-------- Records supplied --------

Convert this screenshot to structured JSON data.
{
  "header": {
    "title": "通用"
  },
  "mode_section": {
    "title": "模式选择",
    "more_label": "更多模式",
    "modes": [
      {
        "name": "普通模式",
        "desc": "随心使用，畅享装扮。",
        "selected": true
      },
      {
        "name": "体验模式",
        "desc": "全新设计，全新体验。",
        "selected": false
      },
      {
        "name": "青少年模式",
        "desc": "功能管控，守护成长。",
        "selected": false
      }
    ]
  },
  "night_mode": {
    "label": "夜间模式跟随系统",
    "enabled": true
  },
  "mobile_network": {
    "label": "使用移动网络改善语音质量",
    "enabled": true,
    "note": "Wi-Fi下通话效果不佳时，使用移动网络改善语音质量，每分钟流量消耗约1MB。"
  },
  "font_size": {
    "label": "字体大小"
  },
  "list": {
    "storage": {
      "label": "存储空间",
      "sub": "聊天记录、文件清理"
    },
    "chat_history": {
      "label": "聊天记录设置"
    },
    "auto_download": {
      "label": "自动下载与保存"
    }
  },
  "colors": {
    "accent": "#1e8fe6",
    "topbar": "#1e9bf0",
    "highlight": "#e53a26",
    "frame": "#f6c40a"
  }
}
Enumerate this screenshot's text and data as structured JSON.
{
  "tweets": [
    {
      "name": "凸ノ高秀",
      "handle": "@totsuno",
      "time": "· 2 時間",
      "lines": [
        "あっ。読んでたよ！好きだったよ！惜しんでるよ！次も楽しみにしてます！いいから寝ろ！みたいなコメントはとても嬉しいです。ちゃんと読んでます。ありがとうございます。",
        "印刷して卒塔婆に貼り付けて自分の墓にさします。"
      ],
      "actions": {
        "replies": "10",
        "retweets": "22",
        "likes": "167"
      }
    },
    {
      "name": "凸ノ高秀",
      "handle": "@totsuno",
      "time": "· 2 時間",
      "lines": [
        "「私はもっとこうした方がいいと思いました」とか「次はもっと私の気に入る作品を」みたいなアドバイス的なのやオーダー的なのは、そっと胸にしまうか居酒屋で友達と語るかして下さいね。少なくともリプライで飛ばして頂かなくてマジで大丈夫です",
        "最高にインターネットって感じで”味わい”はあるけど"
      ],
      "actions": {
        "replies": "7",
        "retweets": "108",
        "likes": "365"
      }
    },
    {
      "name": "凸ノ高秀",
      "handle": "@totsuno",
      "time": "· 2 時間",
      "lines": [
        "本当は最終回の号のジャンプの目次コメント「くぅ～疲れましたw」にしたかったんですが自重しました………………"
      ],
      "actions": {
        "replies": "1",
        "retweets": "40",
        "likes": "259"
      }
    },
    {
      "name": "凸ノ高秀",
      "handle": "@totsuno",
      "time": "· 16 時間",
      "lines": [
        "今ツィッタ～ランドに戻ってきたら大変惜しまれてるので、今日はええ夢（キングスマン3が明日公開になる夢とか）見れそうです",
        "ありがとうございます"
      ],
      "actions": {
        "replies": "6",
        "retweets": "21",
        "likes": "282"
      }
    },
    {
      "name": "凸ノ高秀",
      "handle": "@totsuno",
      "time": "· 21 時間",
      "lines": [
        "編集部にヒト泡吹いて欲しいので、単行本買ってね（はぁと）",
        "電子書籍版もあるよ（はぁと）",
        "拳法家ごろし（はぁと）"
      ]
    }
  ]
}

--------

◆ **Problem description**
Write an exact transcription of every entry above.

◆ **Expected output**
Convert this screenshot to structured JSON data.
{
  "header": {
    "title": "通用"
  },
  "mode_section": {
    "title": "模式选择",
    "more_label": "更多模式",
    "modes": [
      {
        "name": "普通模式",
        "desc": "随心使用，畅享装扮。",
        "selected": true
      },
      {
        "name": "体验模式",
        "desc": "全新设计，全新体验。",
        "selected": false
      },
      {
        "name": "青少年模式",
        "desc": "功能管控，守护成长。",
        "selected": false
      }
    ]
  },
  "night_mode": {
    "label": "夜间模式跟随系统",
    "enabled": true
  },
  "mobile_network": {
    "label": "使用移动网络改善语音质量",
    "enabled": true,
    "note": "Wi-Fi下通话效果不佳时，使用移动网络改善语音质量，每分钟流量消耗约1MB。"
  },
  "font_size": {
    "label": "字体大小"
  },
  "list": {
    "storage": {
      "label": "存储空间",
      "sub": "聊天记录、文件清理"
    },
    "chat_history": {
      "label": "聊天记录设置"
    },
    "auto_download": {
      "label": "自动下载与保存"
    }
  },
  "colors": {
    "accent": "#1e8fe6",
    "topbar": "#1e9bf0",
    "highlight": "#e53a26",
    "frame": "#f6c40a"
  }
}
Enumerate this screenshot's text and data as structured JSON.
{
  "tweets": [
    {
      "name": "凸ノ高秀",
      "handle": "@totsuno",
      "time": "· 2 時間",
      "lines": [
        "あっ。読んでたよ！好きだったよ！惜しんでるよ！次も楽しみにしてます！いいから寝ろ！みたいなコメントはとても嬉しいです。ちゃんと読んでます。ありがとうございます。",
        "印刷して卒塔婆に貼り付けて自分の墓にさします。"
      ],
      "actions": {
        "replies": "10",
        "retweets": "22",
        "likes": "167"
      }
    },
    {
      "name": "凸ノ高秀",
      "handle": "@totsuno",
      "time": "· 2 時間",
      "lines": [
        "「私はもっとこうした方がいいと思いました」とか「次はもっと私の気に入る作品を」みたいなアドバイス的なのやオーダー的なのは、そっと胸にしまうか居酒屋で友達と語るかして下さいね。少なくともリプライで飛ばして頂かなくてマジで大丈夫です",
        "最高にインターネットって感じで”味わい”はあるけど"
      ],
      "actions": {
        "replies": "7",
        "retweets": "108",
        "likes": "365"
      }
    },
    {
      "name": "凸ノ高秀",
      "handle": "@totsuno",
      "time": "· 2 時間",
      "lines": [
        "本当は最終回の号のジャンプの目次コメント「くぅ～疲れましたw」にしたかったんですが自重しました………………"
      ],
      "actions": {
        "replies": "1",
        "retweets": "40",
        "likes": "259"
      }
    },
    {
      "name": "凸ノ高秀",
      "handle": "@totsuno",
      "time": "· 16 時間",
      "lines": [
        "今ツィッタ～ランドに戻ってきたら大変惜しまれてるので、今日はええ夢（キングスマン3が明日公開になる夢とか）見れそうです",
        "ありがとうございます"
      ],
      "actions": {
        "replies": "6",
        "retweets": "21",
        "likes": "282"
      }
    },
    {
      "name": "凸ノ高秀",
      "handle": "@totsuno",
      "time": "· 21 時間",
      "lines": [
        "編集部にヒト泡吹いて欲しいので、単行本買ってね（はぁと）",
        "電子書籍版もあるよ（はぁと）",
        "拳法家ごろし（はぁと）"
      ]
    }
  ]
}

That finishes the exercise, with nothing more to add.